» **Required work**
Return the listing below word for word.

───── Supplied information

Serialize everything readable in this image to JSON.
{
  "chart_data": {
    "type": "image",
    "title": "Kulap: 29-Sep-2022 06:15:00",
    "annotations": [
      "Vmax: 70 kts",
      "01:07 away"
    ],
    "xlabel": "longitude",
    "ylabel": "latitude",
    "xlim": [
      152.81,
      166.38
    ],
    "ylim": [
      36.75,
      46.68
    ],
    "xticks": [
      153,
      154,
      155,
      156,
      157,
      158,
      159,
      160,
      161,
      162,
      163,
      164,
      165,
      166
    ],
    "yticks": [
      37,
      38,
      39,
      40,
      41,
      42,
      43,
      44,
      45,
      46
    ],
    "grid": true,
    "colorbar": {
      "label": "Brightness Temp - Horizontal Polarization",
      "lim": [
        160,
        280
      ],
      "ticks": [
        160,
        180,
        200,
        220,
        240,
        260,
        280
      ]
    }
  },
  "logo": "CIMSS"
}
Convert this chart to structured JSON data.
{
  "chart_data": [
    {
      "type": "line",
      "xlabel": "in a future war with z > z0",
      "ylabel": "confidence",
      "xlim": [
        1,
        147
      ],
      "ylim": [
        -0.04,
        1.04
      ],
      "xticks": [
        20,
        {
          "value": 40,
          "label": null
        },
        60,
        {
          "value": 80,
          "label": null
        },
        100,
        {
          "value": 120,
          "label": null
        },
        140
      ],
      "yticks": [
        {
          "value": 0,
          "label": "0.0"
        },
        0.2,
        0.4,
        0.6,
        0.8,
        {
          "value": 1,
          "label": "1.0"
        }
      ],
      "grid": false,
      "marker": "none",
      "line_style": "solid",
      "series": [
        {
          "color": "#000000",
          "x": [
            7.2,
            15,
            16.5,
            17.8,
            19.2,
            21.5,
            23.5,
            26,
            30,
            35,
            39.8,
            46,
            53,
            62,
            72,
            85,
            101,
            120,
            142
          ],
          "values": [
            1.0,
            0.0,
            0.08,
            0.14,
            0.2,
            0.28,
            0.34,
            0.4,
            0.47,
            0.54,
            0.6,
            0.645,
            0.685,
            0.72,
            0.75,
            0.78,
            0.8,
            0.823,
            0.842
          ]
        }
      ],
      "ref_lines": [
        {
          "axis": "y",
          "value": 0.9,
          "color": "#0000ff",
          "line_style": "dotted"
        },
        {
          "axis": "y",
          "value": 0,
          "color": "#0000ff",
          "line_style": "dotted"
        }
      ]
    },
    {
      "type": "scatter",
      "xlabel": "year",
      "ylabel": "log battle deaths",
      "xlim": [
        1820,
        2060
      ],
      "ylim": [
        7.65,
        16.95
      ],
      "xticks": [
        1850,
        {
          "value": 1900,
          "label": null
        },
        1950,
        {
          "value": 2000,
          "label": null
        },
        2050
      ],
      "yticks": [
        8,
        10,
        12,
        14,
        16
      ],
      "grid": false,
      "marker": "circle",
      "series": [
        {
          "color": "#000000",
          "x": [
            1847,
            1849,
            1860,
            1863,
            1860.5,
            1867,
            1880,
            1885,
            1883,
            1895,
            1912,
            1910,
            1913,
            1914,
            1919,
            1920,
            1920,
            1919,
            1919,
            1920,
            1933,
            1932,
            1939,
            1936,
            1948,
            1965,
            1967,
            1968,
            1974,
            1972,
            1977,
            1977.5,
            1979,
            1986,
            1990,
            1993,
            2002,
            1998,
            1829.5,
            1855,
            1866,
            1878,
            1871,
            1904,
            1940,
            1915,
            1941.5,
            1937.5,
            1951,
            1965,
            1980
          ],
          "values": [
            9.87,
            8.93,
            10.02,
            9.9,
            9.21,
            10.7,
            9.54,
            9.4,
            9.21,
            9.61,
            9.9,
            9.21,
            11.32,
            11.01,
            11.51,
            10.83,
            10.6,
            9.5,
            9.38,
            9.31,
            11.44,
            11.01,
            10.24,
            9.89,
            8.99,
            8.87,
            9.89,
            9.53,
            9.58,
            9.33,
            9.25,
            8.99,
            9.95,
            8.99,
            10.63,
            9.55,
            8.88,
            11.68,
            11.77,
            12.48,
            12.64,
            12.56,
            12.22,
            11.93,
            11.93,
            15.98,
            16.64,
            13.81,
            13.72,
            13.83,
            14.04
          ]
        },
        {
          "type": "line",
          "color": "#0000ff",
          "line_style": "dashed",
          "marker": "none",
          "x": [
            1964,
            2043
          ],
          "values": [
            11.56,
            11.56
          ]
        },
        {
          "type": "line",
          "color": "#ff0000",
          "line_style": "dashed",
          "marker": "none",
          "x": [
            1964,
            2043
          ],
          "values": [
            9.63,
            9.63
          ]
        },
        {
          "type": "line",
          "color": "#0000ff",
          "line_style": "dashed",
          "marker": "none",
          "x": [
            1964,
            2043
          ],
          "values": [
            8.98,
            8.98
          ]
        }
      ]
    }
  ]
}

──────────

» **Response to the task**
Serialize everything readable in this image to JSON.
{
  "chart_data": {
    "type": "image",
    "title": "Kulap: 29-Sep-2022 06:15:00",
    "annotations": [
      "Vmax: 70 kts",
      "01:07 away"
    ],
    "xlabel": "longitude",
    "ylabel": "latitude",
    "xlim": [
      152.81,
      166.38
    ],
    "ylim": [
      36.75,
      46.68
    ],
    "xticks": [
      153,
      154,
      155,
      156,
      157,
      158,
      159,
      160,
      161,
      162,
      163,
      164,
      165,
      166
    ],
    "yticks": [
      37,
      38,
      39,
      40,
      41,
      42,
      43,
      44,
      45,
      46
    ],
    "grid": true,
    "colorbar": {
      "label": "Brightness Temp - Horizontal Polarization",
      "lim": [
        160,
        280
      ],
      "ticks": [
        160,
        180,
        200,
        220,
        240,
        260,
        280
      ]
    }
  },
  "logo": "CIMSS"
}
Convert this chart to structured JSON data.
{
  "chart_data": [
    {
      "type": "line",
      "xlabel": "in a future war with z > z0",
      "ylabel": "confidence",
      "xlim": [
        1,
        147
      ],
      "ylim": [
        -0.04,
        1.04
      ],
      "xticks": [
        20,
        {
          "value": 40,
          "label": null
        },
        60,
        {
          "value": 80,
          "label": null
        },
        100,
        {
          "value": 120,
          "label": null
        },
        140
      ],
      "yticks": [
        {
          "value": 0,
          "label": "0.0"
        },
        0.2,
        0.4,
        0.6,
        0.8,
        {
          "value": 1,
          "label": "1.0"
        }
      ],
      "grid": false,
      "marker": "none",
      "line_style": "solid",
      "series": [
        {
          "color": "#000000",
          "x": [
            7.2,
            15,
            16.5,
            17.8,
            19.2,
            21.5,
            23.5,
            26,
            30,
            35,
            39.8,
            46,
            53,
            62,
            72,
            85,
            101,
            120,
            142
          ],
          "values": [
            1.0,
            0.0,
            0.08,
            0.14,
            0.2,
            0.28,
            0.34,
            0.4,
            0.47,
            0.54,
            0.6,
            0.645,
            0.685,
            0.72,
            0.75,
            0.78,
            0.8,
            0.823,
            0.842
          ]
        }
      ],
      "ref_lines": [
        {
          "axis": "y",
          "value": 0.9,
          "color": "#0000ff",
          "line_style": "dotted"
        },
        {
          "axis": "y",
          "value": 0,
          "color": "#0000ff",
          "line_style": "dotted"
        }
      ]
    },
    {
      "type": "scatter",
      "xlabel": "year",
      "ylabel": "log battle deaths",
      "xlim": [
        1820,
        2060
      ],
      "ylim": [
        7.65,
        16.95
      ],
      "xticks": [
        1850,
        {
          "value": 1900,
          "label": null
        },
        1950,
        {
          "value": 2000,
          "label": null
        },
        2050
      ],
      "yticks": [
        8,
        10,
        12,
        14,
        16
      ],
      "grid": false,
      "marker": "circle",
      "series": [
        {
          "color": "#000000",
          "x": [
            1847,
            1849,
            1860,
            1863,
            1860.5,
            1867,
            1880,
            1885,
            1883,
            1895,
            1912,
            1910,
            1913,
            1914,
            1919,
            1920,
            1920,
            1919,
            1919,
            1920,
            1933,
            1932,
            1939,
            1936,
            1948,
            1965,
            1967,
            1968,
            1974,
            1972,
            1977,
            1977.5,
            1979,
            1986,
            1990,
            1993,
            2002,
            1998,
            1829.5,
            1855,
            1866,
            1878,
            1871,
            1904,
            1940,
            1915,
            1941.5,
            1937.5,
            1951,
            1965,
            1980
          ],
          "values": [
            9.87,
            8.93,
            10.02,
            9.9,
            9.21,
            10.7,
            9.54,
            9.4,
            9.21,
            9.61,
            9.9,
            9.21,
            11.32,
            11.01,
            11.51,
            10.83,
            10.6,
            9.5,
            9.38,
            9.31,
            11.44,
            11.01,
            10.24,
            9.89,
            8.99,
            8.87,
            9.89,
            9.53,
            9.58,
            9.33,
            9.25,
            8.99,
            9.95,
            8.99,
            10.63,
            9.55,
            8.88,
            11.68,
            11.77,
            12.48,
            12.64,
            12.56,
            12.22,
            11.93,
            11.93,
            15.98,
            16.64,
            13.81,
            13.72,
            13.83,
            14.04
          ]
        },
        {
          "type": "line",
          "color": "#0000ff",
          "line_style": "dashed",
          "marker": "none",
          "x": [
            1964,
            2043
          ],
          "values": [
            11.56,
            11.56
          ]
        },
        {
          "type": "line",
          "color": "#ff0000",
          "line_style": "dashed",
          "marker": "none",
          "x": [
            1964,
            2043
          ],
          "values": [
            9.63,
            9.63
          ]
        },
        {
          "type": "line",
          "color": "#0000ff",
          "line_style": "dashed",
          "marker": "none",
          "x": [
            1964,
            2043
          ],
          "values": [
            8.98,
            8.98
          ]
        }
      ]
    }
  ]
}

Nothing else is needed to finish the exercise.